** Start RECORDS FOR PROCESSING **

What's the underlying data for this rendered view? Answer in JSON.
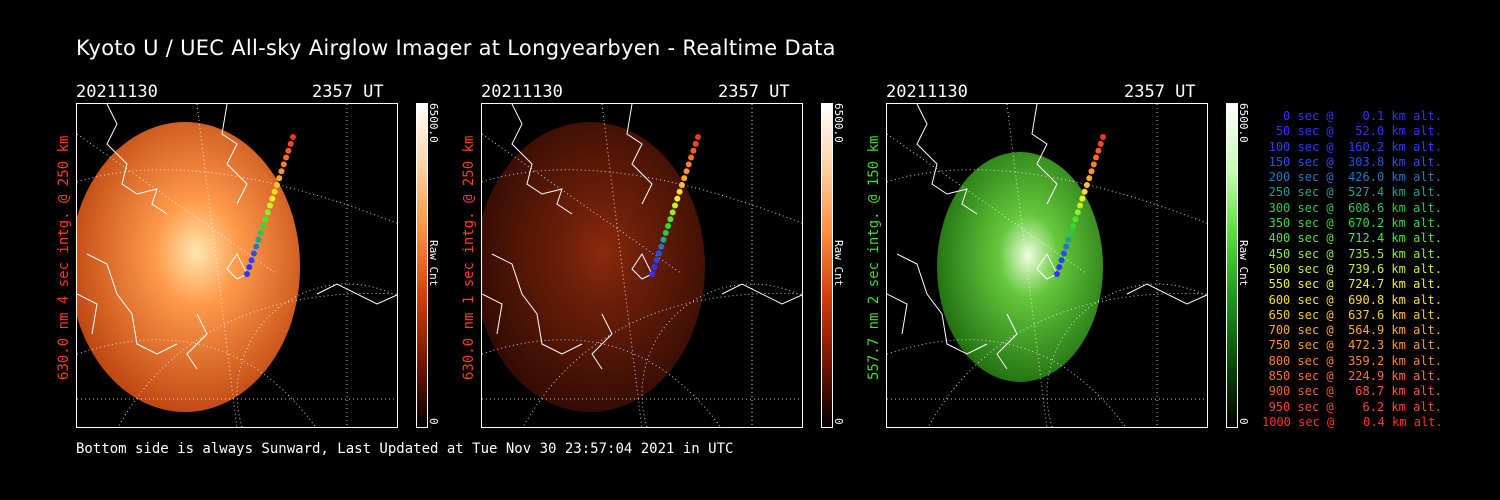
{
  "title": "Kyoto U / UEC All-sky Airglow Imager at Longyearbyen - Realtime Data",
  "footer": "Bottom side is always Sunward, Last Updated at Tue Nov 30 23:57:04 2021 in UTC",
  "panels": [
    {
      "date": "20211130",
      "time": "2357 UT",
      "vlabel": "630.0 nm 4 sec intg. @ 250 km",
      "label_color": "#ff3c14",
      "cbar_max": "6500.0",
      "cbar_min": "0",
      "cbar_unit": "Raw Cnt",
      "glow": "#c04a12"
    },
    {
      "date": "20211130",
      "time": "2357 UT",
      "vlabel": "630.0 nm 1 sec intg. @ 250 km",
      "label_color": "#ff3c14",
      "cbar_max": "6500.0",
      "cbar_min": "0",
      "cbar_unit": "Raw Cnt",
      "glow": "#3a0d04"
    },
    {
      "date": "20211130",
      "time": "2357 UT",
      "vlabel": "557.7 nm 2 sec intg. @ 150 km",
      "label_color": "#3cdc28",
      "cbar_max": "6500.0",
      "cbar_min": "0",
      "cbar_unit": "Raw Cnt",
      "glow": "#1c6a0c"
    }
  ],
  "legend": [
    {
      "text": "0 sec @    0.1 km alt.",
      "color": "#3232ff"
    },
    {
      "text": "50 sec @   52.0 km alt.",
      "color": "#3232ff"
    },
    {
      "text": "100 sec @  160.2 km alt.",
      "color": "#2840ff"
    },
    {
      "text": "150 sec @  303.8 km alt.",
      "color": "#2850e6"
    },
    {
      "text": "200 sec @  426.0 km alt.",
      "color": "#1e78c8"
    },
    {
      "text": "250 sec @  527.4 km alt.",
      "color": "#1ea096"
    },
    {
      "text": "300 sec @  608.6 km alt.",
      "color": "#28c850"
    },
    {
      "text": "350 sec @  670.2 km alt.",
      "color": "#32dc32"
    },
    {
      "text": "400 sec @  712.4 km alt.",
      "color": "#50e628"
    },
    {
      "text": "450 sec @  735.5 km alt.",
      "color": "#8cf028"
    },
    {
      "text": "500 sec @  739.6 km alt.",
      "color": "#c8f028"
    },
    {
      "text": "550 sec @  724.7 km alt.",
      "color": "#f0f028"
    },
    {
      "text": "600 sec @  690.8 km alt.",
      "color": "#ffdc28"
    },
    {
      "text": "650 sec @  637.6 km alt.",
      "color": "#ffc828"
    },
    {
      "text": "700 sec @  564.9 km alt.",
      "color": "#ffaa28"
    },
    {
      "text": "750 sec @  472.3 km alt.",
      "color": "#ff9628"
    },
    {
      "text": "800 sec @  359.2 km alt.",
      "color": "#ff8228"
    },
    {
      "text": "850 sec @  224.9 km alt.",
      "color": "#ff6e28"
    },
    {
      "text": "900 sec @   68.7 km alt.",
      "color": "#ff5a28"
    },
    {
      "text": "950 sec @    6.2 km alt.",
      "color": "#ff4628"
    },
    {
      "text": "1000 sec @    0.4 km alt.",
      "color": "#ff3228"
    }
  ]
}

** End RECORDS FOR PROCESSING **

▸ WHAT IS NEEDED:
Copy the listing over exactly, skipping the pictures it holds.

▸ RESPONSE TO THIS TASK:
What's the underlying data for this rendered view? Answer in JSON.
{
  "title": "Kyoto U / UEC All-sky Airglow Imager at Longyearbyen - Realtime Data",
  "footer": "Bottom side is always Sunward, Last Updated at Tue Nov 30 23:57:04 2021 in UTC",
  "panels": [
    {
      "date": "20211130",
      "time": "2357 UT",
      "vlabel": "630.0 nm 4 sec intg. @ 250 km",
      "label_color": "#ff3c14",
      "cbar_max": "6500.0",
      "cbar_min": "0",
      "cbar_unit": "Raw Cnt",
      "glow": "#c04a12"
    },
    {
      "date": "20211130",
      "time": "2357 UT",
      "vlabel": "630.0 nm 1 sec intg. @ 250 km",
      "label_color": "#ff3c14",
      "cbar_max": "6500.0",
      "cbar_min": "0",
      "cbar_unit": "Raw Cnt",
      "glow": "#3a0d04"
    },
    {
      "date": "20211130",
      "time": "2357 UT",
      "vlabel": "557.7 nm 2 sec intg. @ 150 km",
      "label_color": "#3cdc28",
      "cbar_max": "6500.0",
      "cbar_min": "0",
      "cbar_unit": "Raw Cnt",
      "glow": "#1c6a0c"
    }
  ],
  "legend": [
    {
      "text": "0 sec @    0.1 km alt.",
      "color": "#3232ff"
    },
    {
      "text": "50 sec @   52.0 km alt.",
      "color": "#3232ff"
    },
    {
      "text": "100 sec @  160.2 km alt.",
      "color": "#2840ff"
    },
    {
      "text": "150 sec @  303.8 km alt.",
      "color": "#2850e6"
    },
    {
      "text": "200 sec @  426.0 km alt.",
      "color": "#1e78c8"
    },
    {
      "text": "250 sec @  527.4 km alt.",
      "color": "#1ea096"
    },
    {
      "text": "300 sec @  608.6 km alt.",
      "color": "#28c850"
    },
    {
      "text": "350 sec @  670.2 km alt.",
      "color": "#32dc32"
    },
    {
      "text": "400 sec @  712.4 km alt.",
      "color": "#50e628"
    },
    {
      "text": "450 sec @  735.5 km alt.",
      "color": "#8cf028"
    },
    {
      "text": "500 sec @  739.6 km alt.",
      "color": "#c8f028"
    },
    {
      "text": "550 sec @  724.7 km alt.",
      "color": "#f0f028"
    },
    {
      "text": "600 sec @  690.8 km alt.",
      "color": "#ffdc28"
    },
    {
      "text": "650 sec @  637.6 km alt.",
      "color": "#ffc828"
    },
    {
      "text": "700 sec @  564.9 km alt.",
      "color": "#ffaa28"
    },
    {
      "text": "750 sec @  472.3 km alt.",
      "color": "#ff9628"
    },
    {
      "text": "800 sec @  359.2 km alt.",
      "color": "#ff8228"
    },
    {
      "text": "850 sec @  224.9 km alt.",
      "color": "#ff6e28"
    },
    {
      "text": "900 sec @   68.7 km alt.",
      "color": "#ff5a28"
    },
    {
      "text": "950 sec @    6.2 km alt.",
      "color": "#ff4628"
    },
    {
      "text": "1000 sec @    0.4 km alt.",
      "color": "#ff3228"
    }
  ]
}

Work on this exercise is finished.